• _INPUT ROWS_
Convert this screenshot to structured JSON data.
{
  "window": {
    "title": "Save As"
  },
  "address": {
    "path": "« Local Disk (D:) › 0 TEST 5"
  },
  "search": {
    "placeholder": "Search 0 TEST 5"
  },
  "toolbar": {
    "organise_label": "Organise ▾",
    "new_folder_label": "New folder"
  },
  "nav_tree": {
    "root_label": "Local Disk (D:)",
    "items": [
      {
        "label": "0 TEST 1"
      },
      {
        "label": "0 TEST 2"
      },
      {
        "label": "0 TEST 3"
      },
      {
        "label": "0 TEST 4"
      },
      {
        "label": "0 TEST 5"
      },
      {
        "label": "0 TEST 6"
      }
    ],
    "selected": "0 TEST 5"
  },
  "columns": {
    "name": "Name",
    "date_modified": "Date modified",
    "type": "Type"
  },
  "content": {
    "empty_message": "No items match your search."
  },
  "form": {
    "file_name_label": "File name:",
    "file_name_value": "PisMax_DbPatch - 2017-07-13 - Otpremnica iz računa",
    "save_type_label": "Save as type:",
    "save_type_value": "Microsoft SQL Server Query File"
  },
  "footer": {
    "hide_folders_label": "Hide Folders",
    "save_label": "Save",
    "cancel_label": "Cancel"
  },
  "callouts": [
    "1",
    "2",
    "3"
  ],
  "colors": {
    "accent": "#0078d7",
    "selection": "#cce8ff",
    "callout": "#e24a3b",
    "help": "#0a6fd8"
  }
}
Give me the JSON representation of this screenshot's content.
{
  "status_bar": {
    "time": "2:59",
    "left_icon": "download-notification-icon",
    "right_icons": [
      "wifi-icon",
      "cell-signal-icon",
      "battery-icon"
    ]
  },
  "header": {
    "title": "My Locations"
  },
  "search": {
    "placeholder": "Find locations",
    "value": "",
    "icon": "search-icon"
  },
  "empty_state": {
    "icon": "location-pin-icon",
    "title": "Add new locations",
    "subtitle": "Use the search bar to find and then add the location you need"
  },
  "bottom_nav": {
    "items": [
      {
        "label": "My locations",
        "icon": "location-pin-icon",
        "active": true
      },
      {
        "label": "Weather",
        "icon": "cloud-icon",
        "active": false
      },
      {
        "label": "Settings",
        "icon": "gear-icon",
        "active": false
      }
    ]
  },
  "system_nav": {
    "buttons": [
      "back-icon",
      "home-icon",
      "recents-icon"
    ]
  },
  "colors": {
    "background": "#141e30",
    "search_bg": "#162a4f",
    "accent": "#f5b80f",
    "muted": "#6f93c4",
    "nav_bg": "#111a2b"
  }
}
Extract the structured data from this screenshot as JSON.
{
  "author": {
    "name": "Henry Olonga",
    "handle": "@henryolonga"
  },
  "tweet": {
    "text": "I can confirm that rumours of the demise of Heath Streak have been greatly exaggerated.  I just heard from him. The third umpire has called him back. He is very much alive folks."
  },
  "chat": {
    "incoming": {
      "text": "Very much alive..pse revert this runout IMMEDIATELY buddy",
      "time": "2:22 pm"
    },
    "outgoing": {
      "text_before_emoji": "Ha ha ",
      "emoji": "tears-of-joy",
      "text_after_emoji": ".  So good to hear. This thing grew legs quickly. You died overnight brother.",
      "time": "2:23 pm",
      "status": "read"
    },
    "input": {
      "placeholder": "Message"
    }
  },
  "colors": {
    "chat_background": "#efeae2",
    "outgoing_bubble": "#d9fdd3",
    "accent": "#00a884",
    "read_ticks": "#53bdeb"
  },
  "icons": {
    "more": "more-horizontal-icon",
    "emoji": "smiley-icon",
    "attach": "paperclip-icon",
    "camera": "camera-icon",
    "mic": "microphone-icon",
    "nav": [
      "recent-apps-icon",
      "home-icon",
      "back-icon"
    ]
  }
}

• _DESCRIPTION OF THE TASK_
Print the entries exactly. Include every one.

• _FINISHED TASK_
Convert this screenshot to structured JSON data.
{
  "window": {
    "title": "Save As"
  },
  "address": {
    "path": "« Local Disk (D:) › 0 TEST 5"
  },
  "search": {
    "placeholder": "Search 0 TEST 5"
  },
  "toolbar": {
    "organise_label": "Organise ▾",
    "new_folder_label": "New folder"
  },
  "nav_tree": {
    "root_label": "Local Disk (D:)",
    "items": [
      {
        "label": "0 TEST 1"
      },
      {
        "label": "0 TEST 2"
      },
      {
        "label": "0 TEST 3"
      },
      {
        "label": "0 TEST 4"
      },
      {
        "label": "0 TEST 5"
      },
      {
        "label": "0 TEST 6"
      }
    ],
    "selected": "0 TEST 5"
  },
  "columns": {
    "name": "Name",
    "date_modified": "Date modified",
    "type": "Type"
  },
  "content": {
    "empty_message": "No items match your search."
  },
  "form": {
    "file_name_label": "File name:",
    "file_name_value": "PisMax_DbPatch - 2017-07-13 - Otpremnica iz računa",
    "save_type_label": "Save as type:",
    "save_type_value": "Microsoft SQL Server Query File"
  },
  "footer": {
    "hide_folders_label": "Hide Folders",
    "save_label": "Save",
    "cancel_label": "Cancel"
  },
  "callouts": [
    "1",
    "2",
    "3"
  ],
  "colors": {
    "accent": "#0078d7",
    "selection": "#cce8ff",
    "callout": "#e24a3b",
    "help": "#0a6fd8"
  }
}
Give me the JSON representation of this screenshot's content.
{
  "status_bar": {
    "time": "2:59",
    "left_icon": "download-notification-icon",
    "right_icons": [
      "wifi-icon",
      "cell-signal-icon",
      "battery-icon"
    ]
  },
  "header": {
    "title": "My Locations"
  },
  "search": {
    "placeholder": "Find locations",
    "value": "",
    "icon": "search-icon"
  },
  "empty_state": {
    "icon": "location-pin-icon",
    "title": "Add new locations",
    "subtitle": "Use the search bar to find and then add the location you need"
  },
  "bottom_nav": {
    "items": [
      {
        "label": "My locations",
        "icon": "location-pin-icon",
        "active": true
      },
      {
        "label": "Weather",
        "icon": "cloud-icon",
        "active": false
      },
      {
        "label": "Settings",
        "icon": "gear-icon",
        "active": false
      }
    ]
  },
  "system_nav": {
    "buttons": [
      "back-icon",
      "home-icon",
      "recents-icon"
    ]
  },
  "colors": {
    "background": "#141e30",
    "search_bg": "#162a4f",
    "accent": "#f5b80f",
    "muted": "#6f93c4",
    "nav_bg": "#111a2b"
  }
}
Extract the structured data from this screenshot as JSON.
{
  "author": {
    "name": "Henry Olonga",
    "handle": "@henryolonga"
  },
  "tweet": {
    "text": "I can confirm that rumours of the demise of Heath Streak have been greatly exaggerated.  I just heard from him. The third umpire has called him back. He is very much alive folks."
  },
  "chat": {
    "incoming": {
      "text": "Very much alive..pse revert this runout IMMEDIATELY buddy",
      "time": "2:22 pm"
    },
    "outgoing": {
      "text_before_emoji": "Ha ha ",
      "emoji": "tears-of-joy",
      "text_after_emoji": ".  So good to hear. This thing grew legs quickly. You died overnight brother.",
      "time": "2:23 pm",
      "status": "read"
    },
    "input": {
      "placeholder": "Message"
    }
  },
  "colors": {
    "chat_background": "#efeae2",
    "outgoing_bubble": "#d9fdd3",
    "accent": "#00a884",
    "read_ticks": "#53bdeb"
  },
  "icons": {
    "more": "more-horizontal-icon",
    "emoji": "smiley-icon",
    "attach": "paperclip-icon",
    "camera": "camera-icon",
    "mic": "microphone-icon",
    "nav": [
      "recent-apps-icon",
      "home-icon",
      "back-icon"
    ]
  }
}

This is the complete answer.